=== Rows from a dataset ===
__________________________________________________

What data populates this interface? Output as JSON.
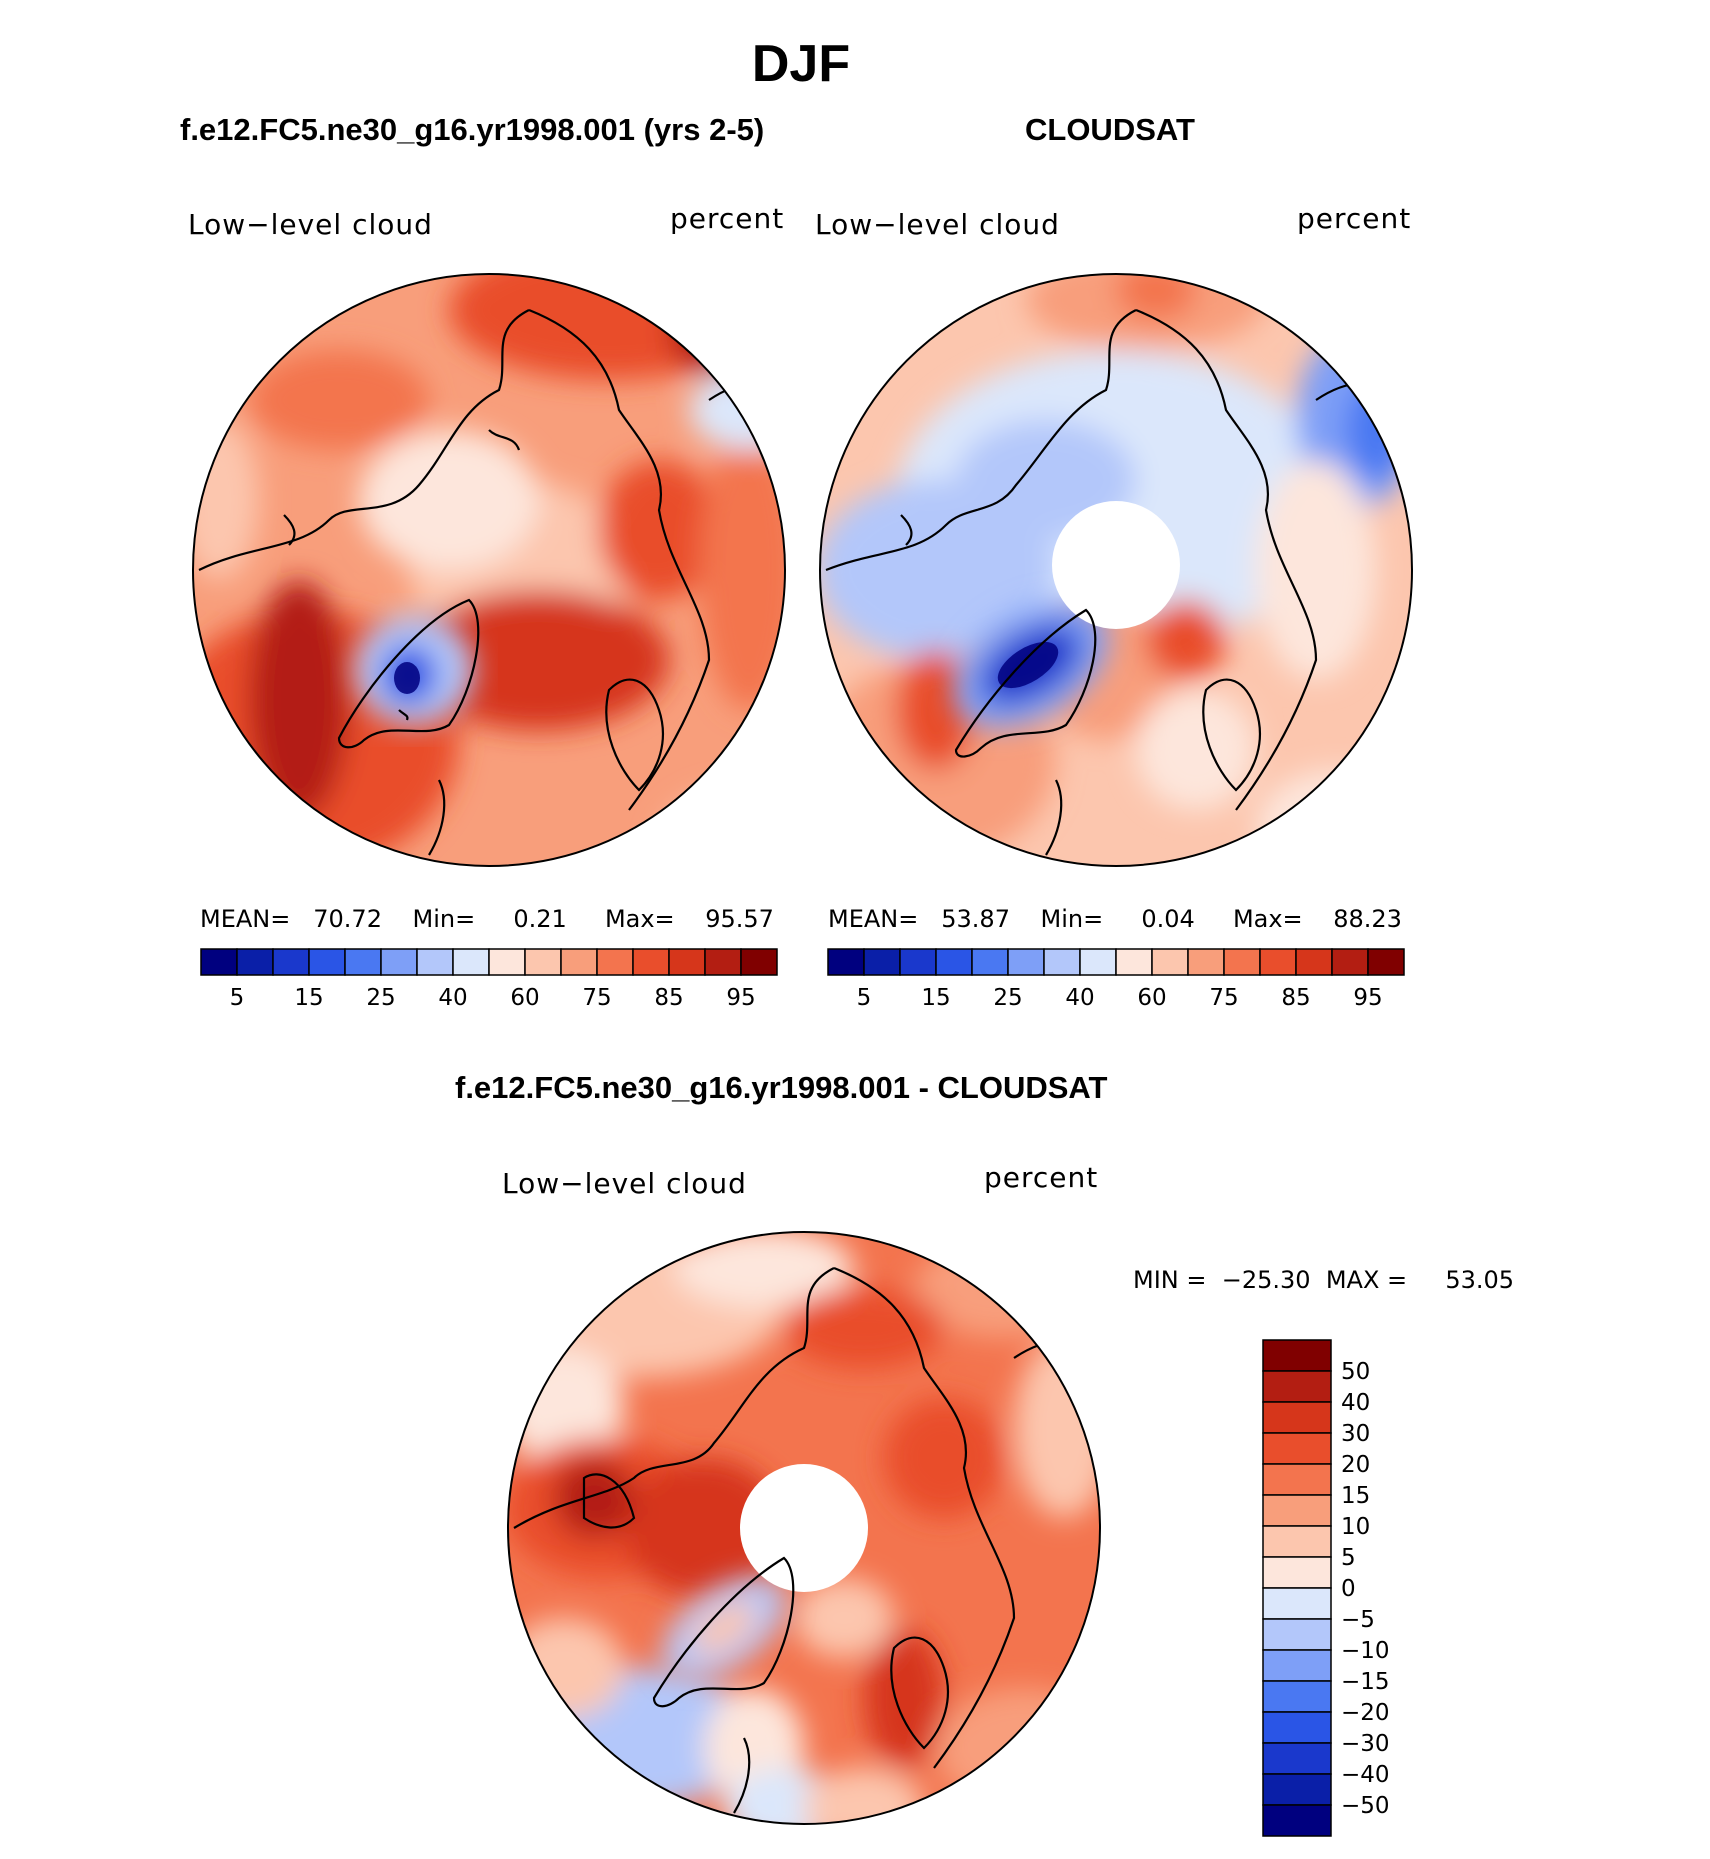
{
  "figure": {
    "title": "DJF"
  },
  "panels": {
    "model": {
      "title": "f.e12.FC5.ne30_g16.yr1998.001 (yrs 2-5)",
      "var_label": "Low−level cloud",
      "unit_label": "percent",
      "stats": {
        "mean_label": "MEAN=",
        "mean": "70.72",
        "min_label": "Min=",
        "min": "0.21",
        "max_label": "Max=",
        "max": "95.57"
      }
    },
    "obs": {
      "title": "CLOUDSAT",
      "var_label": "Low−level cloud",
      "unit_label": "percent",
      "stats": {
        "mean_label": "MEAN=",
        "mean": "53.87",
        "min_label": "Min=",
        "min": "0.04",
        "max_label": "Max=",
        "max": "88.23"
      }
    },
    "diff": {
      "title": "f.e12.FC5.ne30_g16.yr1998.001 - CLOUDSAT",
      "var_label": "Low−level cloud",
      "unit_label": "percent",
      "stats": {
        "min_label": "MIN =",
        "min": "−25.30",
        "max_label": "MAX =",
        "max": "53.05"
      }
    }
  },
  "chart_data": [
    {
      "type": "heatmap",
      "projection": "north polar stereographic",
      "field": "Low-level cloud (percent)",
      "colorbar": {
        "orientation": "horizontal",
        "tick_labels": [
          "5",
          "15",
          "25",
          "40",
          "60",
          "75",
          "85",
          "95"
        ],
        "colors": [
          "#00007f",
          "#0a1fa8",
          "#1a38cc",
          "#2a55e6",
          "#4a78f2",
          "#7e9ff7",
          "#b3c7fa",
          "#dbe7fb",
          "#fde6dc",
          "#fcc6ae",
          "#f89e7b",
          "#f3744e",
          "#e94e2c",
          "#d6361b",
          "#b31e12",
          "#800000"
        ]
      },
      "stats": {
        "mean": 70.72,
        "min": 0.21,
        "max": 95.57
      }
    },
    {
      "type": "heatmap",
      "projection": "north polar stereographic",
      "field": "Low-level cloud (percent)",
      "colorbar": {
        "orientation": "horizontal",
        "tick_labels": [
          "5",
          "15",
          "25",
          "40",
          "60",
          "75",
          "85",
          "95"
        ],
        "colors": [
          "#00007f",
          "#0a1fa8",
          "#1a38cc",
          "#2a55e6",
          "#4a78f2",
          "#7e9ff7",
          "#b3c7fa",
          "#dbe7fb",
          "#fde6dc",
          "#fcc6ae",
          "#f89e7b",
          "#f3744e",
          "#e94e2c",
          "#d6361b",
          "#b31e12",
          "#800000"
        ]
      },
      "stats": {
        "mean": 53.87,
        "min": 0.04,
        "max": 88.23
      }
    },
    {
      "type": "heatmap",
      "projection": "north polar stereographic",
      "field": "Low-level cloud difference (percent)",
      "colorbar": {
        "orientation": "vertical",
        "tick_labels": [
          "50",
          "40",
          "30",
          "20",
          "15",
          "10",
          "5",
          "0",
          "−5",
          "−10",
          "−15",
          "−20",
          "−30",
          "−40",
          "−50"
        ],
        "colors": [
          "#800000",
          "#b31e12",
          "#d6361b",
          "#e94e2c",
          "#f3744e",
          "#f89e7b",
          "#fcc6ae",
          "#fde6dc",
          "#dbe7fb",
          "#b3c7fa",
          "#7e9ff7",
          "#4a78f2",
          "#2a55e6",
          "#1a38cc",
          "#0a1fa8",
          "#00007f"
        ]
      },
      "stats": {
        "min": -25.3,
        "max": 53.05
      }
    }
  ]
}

__________________________________________________

In your copy of the records, include no pictures; repeat everything else exactly.

=== Response to the exercise ===
What data populates this interface? Output as JSON.
{
  "figure": {
    "title": "DJF"
  },
  "panels": {
    "model": {
      "title": "f.e12.FC5.ne30_g16.yr1998.001 (yrs 2-5)",
      "var_label": "Low−level cloud",
      "unit_label": "percent",
      "stats": {
        "mean_label": "MEAN=",
        "mean": "70.72",
        "min_label": "Min=",
        "min": "0.21",
        "max_label": "Max=",
        "max": "95.57"
      }
    },
    "obs": {
      "title": "CLOUDSAT",
      "var_label": "Low−level cloud",
      "unit_label": "percent",
      "stats": {
        "mean_label": "MEAN=",
        "mean": "53.87",
        "min_label": "Min=",
        "min": "0.04",
        "max_label": "Max=",
        "max": "88.23"
      }
    },
    "diff": {
      "title": "f.e12.FC5.ne30_g16.yr1998.001 - CLOUDSAT",
      "var_label": "Low−level cloud",
      "unit_label": "percent",
      "stats": {
        "min_label": "MIN =",
        "min": "−25.30",
        "max_label": "MAX =",
        "max": "53.05"
      }
    }
  },
  "chart_data": [
    {
      "type": "heatmap",
      "projection": "north polar stereographic",
      "field": "Low-level cloud (percent)",
      "colorbar": {
        "orientation": "horizontal",
        "tick_labels": [
          "5",
          "15",
          "25",
          "40",
          "60",
          "75",
          "85",
          "95"
        ],
        "colors": [
          "#00007f",
          "#0a1fa8",
          "#1a38cc",
          "#2a55e6",
          "#4a78f2",
          "#7e9ff7",
          "#b3c7fa",
          "#dbe7fb",
          "#fde6dc",
          "#fcc6ae",
          "#f89e7b",
          "#f3744e",
          "#e94e2c",
          "#d6361b",
          "#b31e12",
          "#800000"
        ]
      },
      "stats": {
        "mean": 70.72,
        "min": 0.21,
        "max": 95.57
      }
    },
    {
      "type": "heatmap",
      "projection": "north polar stereographic",
      "field": "Low-level cloud (percent)",
      "colorbar": {
        "orientation": "horizontal",
        "tick_labels": [
          "5",
          "15",
          "25",
          "40",
          "60",
          "75",
          "85",
          "95"
        ],
        "colors": [
          "#00007f",
          "#0a1fa8",
          "#1a38cc",
          "#2a55e6",
          "#4a78f2",
          "#7e9ff7",
          "#b3c7fa",
          "#dbe7fb",
          "#fde6dc",
          "#fcc6ae",
          "#f89e7b",
          "#f3744e",
          "#e94e2c",
          "#d6361b",
          "#b31e12",
          "#800000"
        ]
      },
      "stats": {
        "mean": 53.87,
        "min": 0.04,
        "max": 88.23
      }
    },
    {
      "type": "heatmap",
      "projection": "north polar stereographic",
      "field": "Low-level cloud difference (percent)",
      "colorbar": {
        "orientation": "vertical",
        "tick_labels": [
          "50",
          "40",
          "30",
          "20",
          "15",
          "10",
          "5",
          "0",
          "−5",
          "−10",
          "−15",
          "−20",
          "−30",
          "−40",
          "−50"
        ],
        "colors": [
          "#800000",
          "#b31e12",
          "#d6361b",
          "#e94e2c",
          "#f3744e",
          "#f89e7b",
          "#fcc6ae",
          "#fde6dc",
          "#dbe7fb",
          "#b3c7fa",
          "#7e9ff7",
          "#4a78f2",
          "#2a55e6",
          "#1a38cc",
          "#0a1fa8",
          "#00007f"
        ]
      },
      "stats": {
        "min": -25.3,
        "max": 53.05
      }
    }
  ]
}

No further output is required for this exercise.